RECORDS:
--- --- ---
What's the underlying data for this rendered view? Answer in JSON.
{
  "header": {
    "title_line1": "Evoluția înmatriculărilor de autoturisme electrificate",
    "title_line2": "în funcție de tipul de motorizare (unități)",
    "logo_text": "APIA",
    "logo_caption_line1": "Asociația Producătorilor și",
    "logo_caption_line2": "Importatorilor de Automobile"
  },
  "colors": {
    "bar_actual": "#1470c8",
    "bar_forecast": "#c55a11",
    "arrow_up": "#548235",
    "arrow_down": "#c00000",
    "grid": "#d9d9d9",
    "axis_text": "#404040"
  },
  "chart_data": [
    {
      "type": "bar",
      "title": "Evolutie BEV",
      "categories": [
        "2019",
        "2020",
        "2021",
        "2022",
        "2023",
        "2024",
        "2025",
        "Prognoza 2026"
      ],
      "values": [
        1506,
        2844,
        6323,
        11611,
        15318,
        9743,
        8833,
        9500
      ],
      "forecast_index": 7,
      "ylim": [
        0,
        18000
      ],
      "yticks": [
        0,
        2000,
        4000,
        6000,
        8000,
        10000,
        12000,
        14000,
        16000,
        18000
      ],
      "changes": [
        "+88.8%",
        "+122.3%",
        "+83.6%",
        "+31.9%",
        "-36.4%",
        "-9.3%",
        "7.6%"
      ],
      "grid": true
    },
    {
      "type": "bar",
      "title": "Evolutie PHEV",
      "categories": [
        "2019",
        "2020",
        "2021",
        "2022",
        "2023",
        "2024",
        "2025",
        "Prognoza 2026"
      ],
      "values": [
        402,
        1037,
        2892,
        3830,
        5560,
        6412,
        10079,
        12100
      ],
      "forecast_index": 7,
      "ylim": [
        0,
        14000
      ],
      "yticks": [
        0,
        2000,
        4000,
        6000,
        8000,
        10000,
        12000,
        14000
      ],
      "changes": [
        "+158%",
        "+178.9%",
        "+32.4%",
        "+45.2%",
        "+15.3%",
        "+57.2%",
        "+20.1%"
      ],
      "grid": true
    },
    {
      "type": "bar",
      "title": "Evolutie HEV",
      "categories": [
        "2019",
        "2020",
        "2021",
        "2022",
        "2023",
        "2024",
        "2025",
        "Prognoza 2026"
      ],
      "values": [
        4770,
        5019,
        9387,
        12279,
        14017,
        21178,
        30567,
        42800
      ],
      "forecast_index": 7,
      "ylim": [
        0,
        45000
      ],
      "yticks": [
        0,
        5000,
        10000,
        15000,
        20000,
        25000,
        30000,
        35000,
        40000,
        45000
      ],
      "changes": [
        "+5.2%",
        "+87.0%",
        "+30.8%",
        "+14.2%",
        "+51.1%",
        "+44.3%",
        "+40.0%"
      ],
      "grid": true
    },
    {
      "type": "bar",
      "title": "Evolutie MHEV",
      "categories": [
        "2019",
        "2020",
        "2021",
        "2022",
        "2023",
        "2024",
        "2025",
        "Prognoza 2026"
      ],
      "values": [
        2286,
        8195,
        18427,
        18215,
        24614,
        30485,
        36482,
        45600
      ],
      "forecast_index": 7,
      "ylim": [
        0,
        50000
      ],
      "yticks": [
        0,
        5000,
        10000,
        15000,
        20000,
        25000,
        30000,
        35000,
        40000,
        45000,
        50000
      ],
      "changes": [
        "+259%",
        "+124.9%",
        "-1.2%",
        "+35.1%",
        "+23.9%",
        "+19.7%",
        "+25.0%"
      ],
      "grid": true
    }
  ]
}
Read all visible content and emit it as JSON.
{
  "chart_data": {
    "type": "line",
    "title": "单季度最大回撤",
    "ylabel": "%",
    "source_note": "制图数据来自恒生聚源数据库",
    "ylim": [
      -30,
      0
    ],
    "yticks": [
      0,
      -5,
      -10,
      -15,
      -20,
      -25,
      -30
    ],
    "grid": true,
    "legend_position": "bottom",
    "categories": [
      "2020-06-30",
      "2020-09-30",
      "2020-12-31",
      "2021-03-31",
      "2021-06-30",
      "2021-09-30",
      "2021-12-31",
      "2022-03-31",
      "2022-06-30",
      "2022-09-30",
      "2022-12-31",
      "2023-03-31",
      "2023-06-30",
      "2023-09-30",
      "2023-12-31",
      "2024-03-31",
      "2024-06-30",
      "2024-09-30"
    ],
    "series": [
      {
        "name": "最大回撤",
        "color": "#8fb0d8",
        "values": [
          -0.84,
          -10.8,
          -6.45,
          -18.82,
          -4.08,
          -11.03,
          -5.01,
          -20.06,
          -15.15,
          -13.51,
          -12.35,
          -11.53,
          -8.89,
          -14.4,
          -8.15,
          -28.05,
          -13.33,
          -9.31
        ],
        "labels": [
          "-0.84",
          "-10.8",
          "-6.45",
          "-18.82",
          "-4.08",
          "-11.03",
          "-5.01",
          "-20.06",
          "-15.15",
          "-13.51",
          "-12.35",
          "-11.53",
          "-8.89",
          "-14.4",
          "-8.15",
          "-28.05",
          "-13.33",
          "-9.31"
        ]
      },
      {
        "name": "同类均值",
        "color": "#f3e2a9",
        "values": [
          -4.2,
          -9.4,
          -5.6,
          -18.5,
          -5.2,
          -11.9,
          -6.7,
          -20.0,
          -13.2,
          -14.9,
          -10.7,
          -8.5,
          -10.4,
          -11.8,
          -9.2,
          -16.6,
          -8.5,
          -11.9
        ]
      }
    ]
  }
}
--- --- ---
TASK INSTRUCTIONS:
Set down all of the records shown above once more, exactly.

RESULT:
What's the underlying data for this rendered view? Answer in JSON.
{
  "header": {
    "title_line1": "Evoluția înmatriculărilor de autoturisme electrificate",
    "title_line2": "în funcție de tipul de motorizare (unități)",
    "logo_text": "APIA",
    "logo_caption_line1": "Asociația Producătorilor și",
    "logo_caption_line2": "Importatorilor de Automobile"
  },
  "colors": {
    "bar_actual": "#1470c8",
    "bar_forecast": "#c55a11",
    "arrow_up": "#548235",
    "arrow_down": "#c00000",
    "grid": "#d9d9d9",
    "axis_text": "#404040"
  },
  "chart_data": [
    {
      "type": "bar",
      "title": "Evolutie BEV",
      "categories": [
        "2019",
        "2020",
        "2021",
        "2022",
        "2023",
        "2024",
        "2025",
        "Prognoza 2026"
      ],
      "values": [
        1506,
        2844,
        6323,
        11611,
        15318,
        9743,
        8833,
        9500
      ],
      "forecast_index": 7,
      "ylim": [
        0,
        18000
      ],
      "yticks": [
        0,
        2000,
        4000,
        6000,
        8000,
        10000,
        12000,
        14000,
        16000,
        18000
      ],
      "changes": [
        "+88.8%",
        "+122.3%",
        "+83.6%",
        "+31.9%",
        "-36.4%",
        "-9.3%",
        "7.6%"
      ],
      "grid": true
    },
    {
      "type": "bar",
      "title": "Evolutie PHEV",
      "categories": [
        "2019",
        "2020",
        "2021",
        "2022",
        "2023",
        "2024",
        "2025",
        "Prognoza 2026"
      ],
      "values": [
        402,
        1037,
        2892,
        3830,
        5560,
        6412,
        10079,
        12100
      ],
      "forecast_index": 7,
      "ylim": [
        0,
        14000
      ],
      "yticks": [
        0,
        2000,
        4000,
        6000,
        8000,
        10000,
        12000,
        14000
      ],
      "changes": [
        "+158%",
        "+178.9%",
        "+32.4%",
        "+45.2%",
        "+15.3%",
        "+57.2%",
        "+20.1%"
      ],
      "grid": true
    },
    {
      "type": "bar",
      "title": "Evolutie HEV",
      "categories": [
        "2019",
        "2020",
        "2021",
        "2022",
        "2023",
        "2024",
        "2025",
        "Prognoza 2026"
      ],
      "values": [
        4770,
        5019,
        9387,
        12279,
        14017,
        21178,
        30567,
        42800
      ],
      "forecast_index": 7,
      "ylim": [
        0,
        45000
      ],
      "yticks": [
        0,
        5000,
        10000,
        15000,
        20000,
        25000,
        30000,
        35000,
        40000,
        45000
      ],
      "changes": [
        "+5.2%",
        "+87.0%",
        "+30.8%",
        "+14.2%",
        "+51.1%",
        "+44.3%",
        "+40.0%"
      ],
      "grid": true
    },
    {
      "type": "bar",
      "title": "Evolutie MHEV",
      "categories": [
        "2019",
        "2020",
        "2021",
        "2022",
        "2023",
        "2024",
        "2025",
        "Prognoza 2026"
      ],
      "values": [
        2286,
        8195,
        18427,
        18215,
        24614,
        30485,
        36482,
        45600
      ],
      "forecast_index": 7,
      "ylim": [
        0,
        50000
      ],
      "yticks": [
        0,
        5000,
        10000,
        15000,
        20000,
        25000,
        30000,
        35000,
        40000,
        45000,
        50000
      ],
      "changes": [
        "+259%",
        "+124.9%",
        "-1.2%",
        "+35.1%",
        "+23.9%",
        "+19.7%",
        "+25.0%"
      ],
      "grid": true
    }
  ]
}
Read all visible content and emit it as JSON.
{
  "chart_data": {
    "type": "line",
    "title": "单季度最大回撤",
    "ylabel": "%",
    "source_note": "制图数据来自恒生聚源数据库",
    "ylim": [
      -30,
      0
    ],
    "yticks": [
      0,
      -5,
      -10,
      -15,
      -20,
      -25,
      -30
    ],
    "grid": true,
    "legend_position": "bottom",
    "categories": [
      "2020-06-30",
      "2020-09-30",
      "2020-12-31",
      "2021-03-31",
      "2021-06-30",
      "2021-09-30",
      "2021-12-31",
      "2022-03-31",
      "2022-06-30",
      "2022-09-30",
      "2022-12-31",
      "2023-03-31",
      "2023-06-30",
      "2023-09-30",
      "2023-12-31",
      "2024-03-31",
      "2024-06-30",
      "2024-09-30"
    ],
    "series": [
      {
        "name": "最大回撤",
        "color": "#8fb0d8",
        "values": [
          -0.84,
          -10.8,
          -6.45,
          -18.82,
          -4.08,
          -11.03,
          -5.01,
          -20.06,
          -15.15,
          -13.51,
          -12.35,
          -11.53,
          -8.89,
          -14.4,
          -8.15,
          -28.05,
          -13.33,
          -9.31
        ],
        "labels": [
          "-0.84",
          "-10.8",
          "-6.45",
          "-18.82",
          "-4.08",
          "-11.03",
          "-5.01",
          "-20.06",
          "-15.15",
          "-13.51",
          "-12.35",
          "-11.53",
          "-8.89",
          "-14.4",
          "-8.15",
          "-28.05",
          "-13.33",
          "-9.31"
        ]
      },
      {
        "name": "同类均值",
        "color": "#f3e2a9",
        "values": [
          -4.2,
          -9.4,
          -5.6,
          -18.5,
          -5.2,
          -11.9,
          -6.7,
          -20.0,
          -13.2,
          -14.9,
          -10.7,
          -8.5,
          -10.4,
          -11.8,
          -9.2,
          -16.6,
          -8.5,
          -11.9
        ]
      }
    ]
  }
}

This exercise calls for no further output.